[start of Data shown]
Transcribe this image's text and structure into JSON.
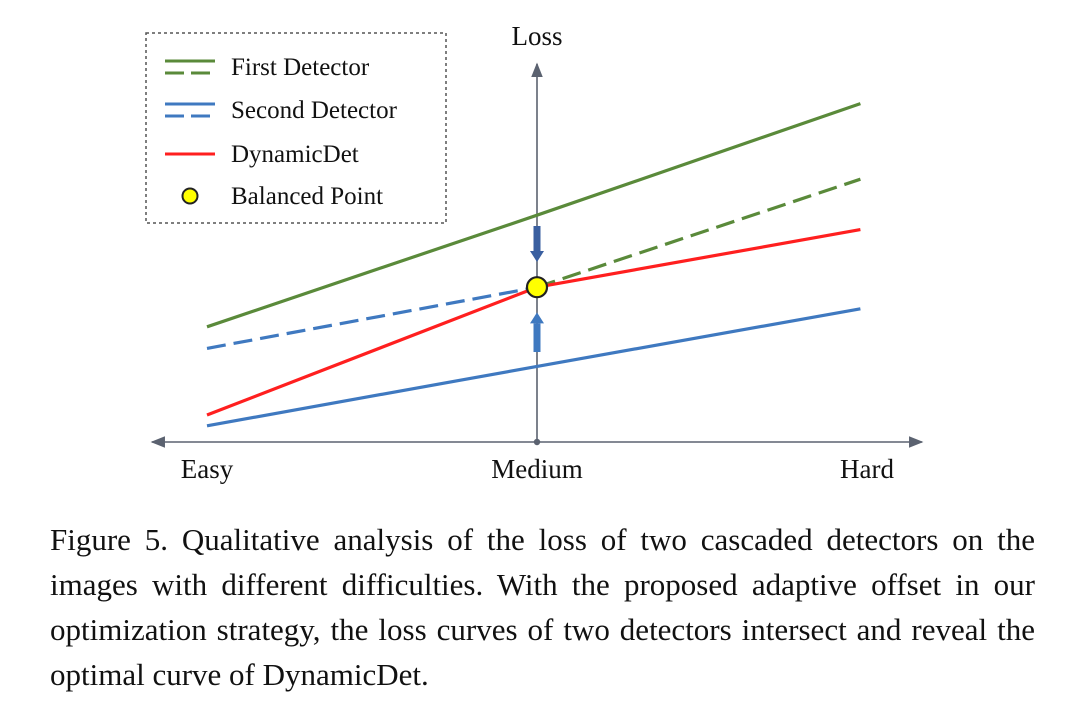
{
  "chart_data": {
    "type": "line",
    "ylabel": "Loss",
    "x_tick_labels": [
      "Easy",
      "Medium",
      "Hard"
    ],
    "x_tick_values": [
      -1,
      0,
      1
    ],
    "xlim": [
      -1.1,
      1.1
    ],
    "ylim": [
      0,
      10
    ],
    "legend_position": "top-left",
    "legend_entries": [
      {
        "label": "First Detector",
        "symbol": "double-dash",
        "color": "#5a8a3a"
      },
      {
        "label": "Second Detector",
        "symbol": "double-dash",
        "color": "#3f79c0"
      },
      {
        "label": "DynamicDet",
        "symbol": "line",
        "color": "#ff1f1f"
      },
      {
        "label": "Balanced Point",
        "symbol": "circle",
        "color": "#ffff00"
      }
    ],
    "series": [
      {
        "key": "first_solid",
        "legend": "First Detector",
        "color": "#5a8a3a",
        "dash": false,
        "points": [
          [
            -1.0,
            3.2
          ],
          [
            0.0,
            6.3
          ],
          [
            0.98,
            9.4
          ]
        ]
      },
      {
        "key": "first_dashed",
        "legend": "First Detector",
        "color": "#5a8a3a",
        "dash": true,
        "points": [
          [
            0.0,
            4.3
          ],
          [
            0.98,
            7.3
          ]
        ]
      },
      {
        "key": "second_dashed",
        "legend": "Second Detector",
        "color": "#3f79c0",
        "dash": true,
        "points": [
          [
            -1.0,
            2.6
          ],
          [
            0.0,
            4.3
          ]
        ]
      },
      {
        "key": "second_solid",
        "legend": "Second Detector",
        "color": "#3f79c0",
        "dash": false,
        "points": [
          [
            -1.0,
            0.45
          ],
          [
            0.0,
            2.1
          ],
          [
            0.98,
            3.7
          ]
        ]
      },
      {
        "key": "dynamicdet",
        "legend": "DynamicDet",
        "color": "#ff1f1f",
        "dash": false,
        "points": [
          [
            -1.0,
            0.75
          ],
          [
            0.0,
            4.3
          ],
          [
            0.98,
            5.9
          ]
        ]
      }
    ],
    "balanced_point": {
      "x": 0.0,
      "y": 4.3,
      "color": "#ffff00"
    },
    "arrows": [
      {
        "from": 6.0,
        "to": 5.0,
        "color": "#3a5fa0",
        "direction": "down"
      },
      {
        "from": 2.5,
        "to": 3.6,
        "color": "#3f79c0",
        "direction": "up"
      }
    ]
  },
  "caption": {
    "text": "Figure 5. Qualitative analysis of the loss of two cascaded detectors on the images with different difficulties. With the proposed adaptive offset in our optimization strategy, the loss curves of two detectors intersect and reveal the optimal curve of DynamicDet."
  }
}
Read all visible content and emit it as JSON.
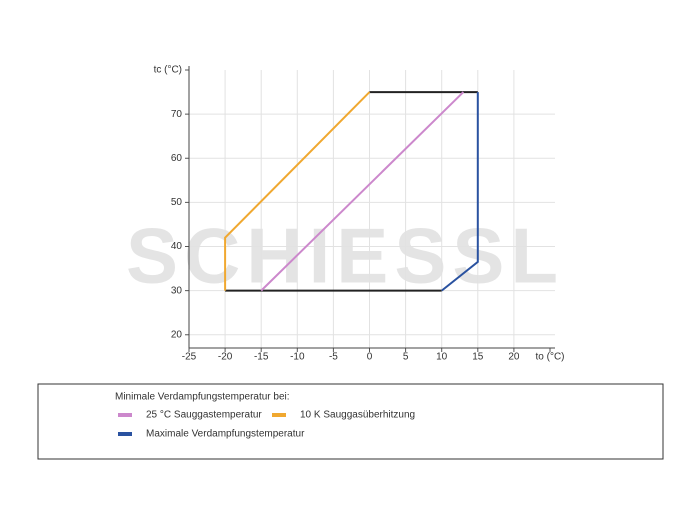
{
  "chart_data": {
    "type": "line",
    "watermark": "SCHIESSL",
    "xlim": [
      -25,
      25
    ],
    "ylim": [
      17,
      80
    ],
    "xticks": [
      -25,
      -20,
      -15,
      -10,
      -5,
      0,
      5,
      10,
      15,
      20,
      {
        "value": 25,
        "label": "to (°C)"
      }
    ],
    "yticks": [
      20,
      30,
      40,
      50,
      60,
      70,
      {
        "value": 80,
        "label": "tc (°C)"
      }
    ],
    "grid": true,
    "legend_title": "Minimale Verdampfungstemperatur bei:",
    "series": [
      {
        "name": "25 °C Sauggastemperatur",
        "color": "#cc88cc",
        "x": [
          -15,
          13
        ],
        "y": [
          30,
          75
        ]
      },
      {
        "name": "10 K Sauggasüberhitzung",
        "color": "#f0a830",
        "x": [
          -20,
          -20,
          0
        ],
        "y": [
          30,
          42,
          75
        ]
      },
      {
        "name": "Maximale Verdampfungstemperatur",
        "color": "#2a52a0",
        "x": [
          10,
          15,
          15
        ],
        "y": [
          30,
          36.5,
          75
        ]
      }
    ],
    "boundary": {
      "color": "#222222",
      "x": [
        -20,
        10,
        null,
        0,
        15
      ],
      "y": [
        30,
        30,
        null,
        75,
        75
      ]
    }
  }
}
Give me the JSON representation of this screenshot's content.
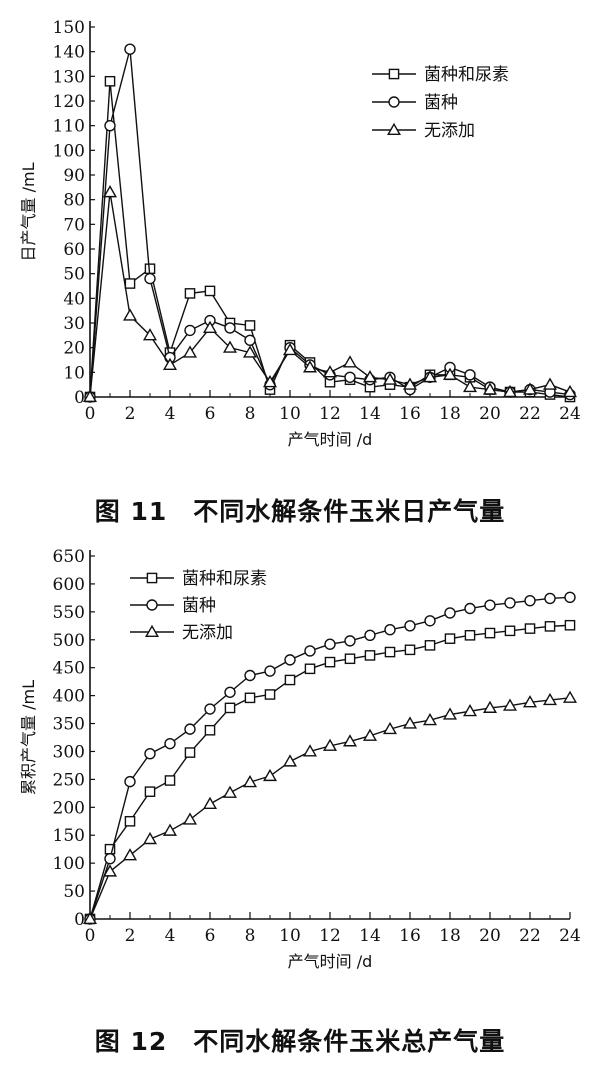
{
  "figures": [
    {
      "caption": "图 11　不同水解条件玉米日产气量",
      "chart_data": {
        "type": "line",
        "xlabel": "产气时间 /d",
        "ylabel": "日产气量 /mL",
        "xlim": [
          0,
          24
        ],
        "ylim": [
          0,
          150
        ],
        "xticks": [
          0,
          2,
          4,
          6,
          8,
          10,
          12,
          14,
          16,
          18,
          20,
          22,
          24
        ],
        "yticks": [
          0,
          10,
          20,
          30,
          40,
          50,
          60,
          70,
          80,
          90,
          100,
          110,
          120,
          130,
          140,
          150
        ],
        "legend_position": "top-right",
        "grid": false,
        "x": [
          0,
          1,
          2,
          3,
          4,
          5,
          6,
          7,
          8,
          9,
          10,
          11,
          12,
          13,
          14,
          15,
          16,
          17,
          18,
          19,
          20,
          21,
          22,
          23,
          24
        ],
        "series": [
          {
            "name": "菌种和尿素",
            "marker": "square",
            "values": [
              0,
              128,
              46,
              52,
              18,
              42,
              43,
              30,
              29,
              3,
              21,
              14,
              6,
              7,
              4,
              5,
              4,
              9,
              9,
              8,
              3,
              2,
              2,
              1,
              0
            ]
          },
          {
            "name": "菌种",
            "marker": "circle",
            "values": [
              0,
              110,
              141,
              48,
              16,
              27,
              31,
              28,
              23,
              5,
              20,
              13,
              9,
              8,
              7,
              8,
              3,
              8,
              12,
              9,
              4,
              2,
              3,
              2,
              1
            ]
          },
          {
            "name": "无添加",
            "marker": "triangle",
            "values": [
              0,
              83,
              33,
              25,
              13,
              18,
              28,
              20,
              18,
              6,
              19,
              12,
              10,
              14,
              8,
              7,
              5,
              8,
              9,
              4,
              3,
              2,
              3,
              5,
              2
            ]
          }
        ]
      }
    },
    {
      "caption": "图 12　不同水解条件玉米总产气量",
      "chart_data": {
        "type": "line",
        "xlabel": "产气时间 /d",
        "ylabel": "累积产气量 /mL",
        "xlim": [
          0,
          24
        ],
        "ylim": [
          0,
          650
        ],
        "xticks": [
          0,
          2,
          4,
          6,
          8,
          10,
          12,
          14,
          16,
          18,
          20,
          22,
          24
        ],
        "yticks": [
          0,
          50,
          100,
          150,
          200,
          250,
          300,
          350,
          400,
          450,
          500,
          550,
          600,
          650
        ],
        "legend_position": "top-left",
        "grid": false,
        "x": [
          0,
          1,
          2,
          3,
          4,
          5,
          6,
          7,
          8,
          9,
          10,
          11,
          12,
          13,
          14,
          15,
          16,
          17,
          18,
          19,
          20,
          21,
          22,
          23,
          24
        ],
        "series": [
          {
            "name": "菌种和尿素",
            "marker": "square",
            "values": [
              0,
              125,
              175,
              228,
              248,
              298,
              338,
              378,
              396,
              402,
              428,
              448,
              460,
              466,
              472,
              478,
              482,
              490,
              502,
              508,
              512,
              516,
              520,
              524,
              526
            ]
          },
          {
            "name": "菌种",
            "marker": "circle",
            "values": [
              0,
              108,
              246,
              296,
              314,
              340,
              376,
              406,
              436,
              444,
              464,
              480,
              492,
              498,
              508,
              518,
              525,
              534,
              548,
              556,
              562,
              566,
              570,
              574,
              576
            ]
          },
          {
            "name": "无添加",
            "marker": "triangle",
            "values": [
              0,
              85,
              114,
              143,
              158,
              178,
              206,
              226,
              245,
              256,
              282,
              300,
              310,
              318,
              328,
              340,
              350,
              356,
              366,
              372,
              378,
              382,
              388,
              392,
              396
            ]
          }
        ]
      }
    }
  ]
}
[end of Data shown]
» Work instructions
Repeat all of the data above word for word, minus the pictures.

» Problem solution
Transcribe this image's text and structure into JSON.
{
  "chart_data": {
    "type": "line",
    "ylabel": "Loss",
    "x_tick_labels": [
      "Easy",
      "Medium",
      "Hard"
    ],
    "x_tick_values": [
      -1,
      0,
      1
    ],
    "xlim": [
      -1.1,
      1.1
    ],
    "ylim": [
      0,
      10
    ],
    "legend_position": "top-left",
    "legend_entries": [
      {
        "label": "First Detector",
        "symbol": "double-dash",
        "color": "#5a8a3a"
      },
      {
        "label": "Second Detector",
        "symbol": "double-dash",
        "color": "#3f79c0"
      },
      {
        "label": "DynamicDet",
        "symbol": "line",
        "color": "#ff1f1f"
      },
      {
        "label": "Balanced Point",
        "symbol": "circle",
        "color": "#ffff00"
      }
    ],
    "series": [
      {
        "key": "first_solid",
        "legend": "First Detector",
        "color": "#5a8a3a",
        "dash": false,
        "points": [
          [
            -1.0,
            3.2
          ],
          [
            0.0,
            6.3
          ],
          [
            0.98,
            9.4
          ]
        ]
      },
      {
        "key": "first_dashed",
        "legend": "First Detector",
        "color": "#5a8a3a",
        "dash": true,
        "points": [
          [
            0.0,
            4.3
          ],
          [
            0.98,
            7.3
          ]
        ]
      },
      {
        "key": "second_dashed",
        "legend": "Second Detector",
        "color": "#3f79c0",
        "dash": true,
        "points": [
          [
            -1.0,
            2.6
          ],
          [
            0.0,
            4.3
          ]
        ]
      },
      {
        "key": "second_solid",
        "legend": "Second Detector",
        "color": "#3f79c0",
        "dash": false,
        "points": [
          [
            -1.0,
            0.45
          ],
          [
            0.0,
            2.1
          ],
          [
            0.98,
            3.7
          ]
        ]
      },
      {
        "key": "dynamicdet",
        "legend": "DynamicDet",
        "color": "#ff1f1f",
        "dash": false,
        "points": [
          [
            -1.0,
            0.75
          ],
          [
            0.0,
            4.3
          ],
          [
            0.98,
            5.9
          ]
        ]
      }
    ],
    "balanced_point": {
      "x": 0.0,
      "y": 4.3,
      "color": "#ffff00"
    },
    "arrows": [
      {
        "from": 6.0,
        "to": 5.0,
        "color": "#3a5fa0",
        "direction": "down"
      },
      {
        "from": 2.5,
        "to": 3.6,
        "color": "#3f79c0",
        "direction": "up"
      }
    ]
  },
  "caption": {
    "text": "Figure 5. Qualitative analysis of the loss of two cascaded detectors on the images with different difficulties. With the proposed adaptive offset in our optimization strategy, the loss curves of two detectors intersect and reveal the optimal curve of DynamicDet."
  }
}
Read all visible content and emit it as JSON.
{
  "chart_data": {
    "type": "line",
    "watermark": "SCHIESSL",
    "xlim": [
      -25,
      25
    ],
    "ylim": [
      17,
      80
    ],
    "xticks": [
      -25,
      -20,
      -15,
      -10,
      -5,
      0,
      5,
      10,
      15,
      20,
      {
        "value": 25,
        "label": "to (°C)"
      }
    ],
    "yticks": [
      20,
      30,
      40,
      50,
      60,
      70,
      {
        "value": 80,
        "label": "tc (°C)"
      }
    ],
    "grid": true,
    "legend_title": "Minimale Verdampfungstemperatur bei:",
    "series": [
      {
        "name": "25 °C Sauggastemperatur",
        "color": "#cc88cc",
        "x": [
          -15,
          13
        ],
        "y": [
          30,
          75
        ]
      },
      {
        "name": "10 K Sauggasüberhitzung",
        "color": "#f0a830",
        "x": [
          -20,
          -20,
          0
        ],
        "y": [
          30,
          42,
          75
        ]
      },
      {
        "name": "Maximale Verdampfungstemperatur",
        "color": "#2a52a0",
        "x": [
          10,
          15,
          15
        ],
        "y": [
          30,
          36.5,
          75
        ]
      }
    ],
    "boundary": {
      "color": "#222222",
      "x": [
        -20,
        10,
        null,
        0,
        15
      ],
      "y": [
        30,
        30,
        null,
        75,
        75
      ]
    }
  }
}
Give me the JSON representation of this screenshot's content.
{
  "figures": [
    {
      "caption": "图 11　不同水解条件玉米日产气量",
      "chart_data": {
        "type": "line",
        "xlabel": "产气时间 /d",
        "ylabel": "日产气量 /mL",
        "xlim": [
          0,
          24
        ],
        "ylim": [
          0,
          150
        ],
        "xticks": [
          0,
          2,
          4,
          6,
          8,
          10,
          12,
          14,
          16,
          18,
          20,
          22,
          24
        ],
        "yticks": [
          0,
          10,
          20,
          30,
          40,
          50,
          60,
          70,
          80,
          90,
          100,
          110,
          120,
          130,
          140,
          150
        ],
        "legend_position": "top-right",
        "grid": false,
        "x": [
          0,
          1,
          2,
          3,
          4,
          5,
          6,
          7,
          8,
          9,
          10,
          11,
          12,
          13,
          14,
          15,
          16,
          17,
          18,
          19,
          20,
          21,
          22,
          23,
          24
        ],
        "series": [
          {
            "name": "菌种和尿素",
            "marker": "square",
            "values": [
              0,
              128,
              46,
              52,
              18,
              42,
              43,
              30,
              29,
              3,
              21,
              14,
              6,
              7,
              4,
              5,
              4,
              9,
              9,
              8,
              3,
              2,
              2,
              1,
              0
            ]
          },
          {
            "name": "菌种",
            "marker": "circle",
            "values": [
              0,
              110,
              141,
              48,
              16,
              27,
              31,
              28,
              23,
              5,
              20,
              13,
              9,
              8,
              7,
              8,
              3,
              8,
              12,
              9,
              4,
              2,
              3,
              2,
              1
            ]
          },
          {
            "name": "无添加",
            "marker": "triangle",
            "values": [
              0,
              83,
              33,
              25,
              13,
              18,
              28,
              20,
              18,
              6,
              19,
              12,
              10,
              14,
              8,
              7,
              5,
              8,
              9,
              4,
              3,
              2,
              3,
              5,
              2
            ]
          }
        ]
      }
    },
    {
      "caption": "图 12　不同水解条件玉米总产气量",
      "chart_data": {
        "type": "line",
        "xlabel": "产气时间 /d",
        "ylabel": "累积产气量 /mL",
        "xlim": [
          0,
          24
        ],
        "ylim": [
          0,
          650
        ],
        "xticks": [
          0,
          2,
          4,
          6,
          8,
          10,
          12,
          14,
          16,
          18,
          20,
          22,
          24
        ],
        "yticks": [
          0,
          50,
          100,
          150,
          200,
          250,
          300,
          350,
          400,
          450,
          500,
          550,
          600,
          650
        ],
        "legend_position": "top-left",
        "grid": false,
        "x": [
          0,
          1,
          2,
          3,
          4,
          5,
          6,
          7,
          8,
          9,
          10,
          11,
          12,
          13,
          14,
          15,
          16,
          17,
          18,
          19,
          20,
          21,
          22,
          23,
          24
        ],
        "series": [
          {
            "name": "菌种和尿素",
            "marker": "square",
            "values": [
              0,
              125,
              175,
              228,
              248,
              298,
              338,
              378,
              396,
              402,
              428,
              448,
              460,
              466,
              472,
              478,
              482,
              490,
              502,
              508,
              512,
              516,
              520,
              524,
              526
            ]
          },
          {
            "name": "菌种",
            "marker": "circle",
            "values": [
              0,
              108,
              246,
              296,
              314,
              340,
              376,
              406,
              436,
              444,
              464,
              480,
              492,
              498,
              508,
              518,
              525,
              534,
              548,
              556,
              562,
              566,
              570,
              574,
              576
            ]
          },
          {
            "name": "无添加",
            "marker": "triangle",
            "values": [
              0,
              85,
              114,
              143,
              158,
              178,
              206,
              226,
              245,
              256,
              282,
              300,
              310,
              318,
              328,
              340,
              350,
              356,
              366,
              372,
              378,
              382,
              388,
              392,
              396
            ]
          }
        ]
      }
    }
  ]
}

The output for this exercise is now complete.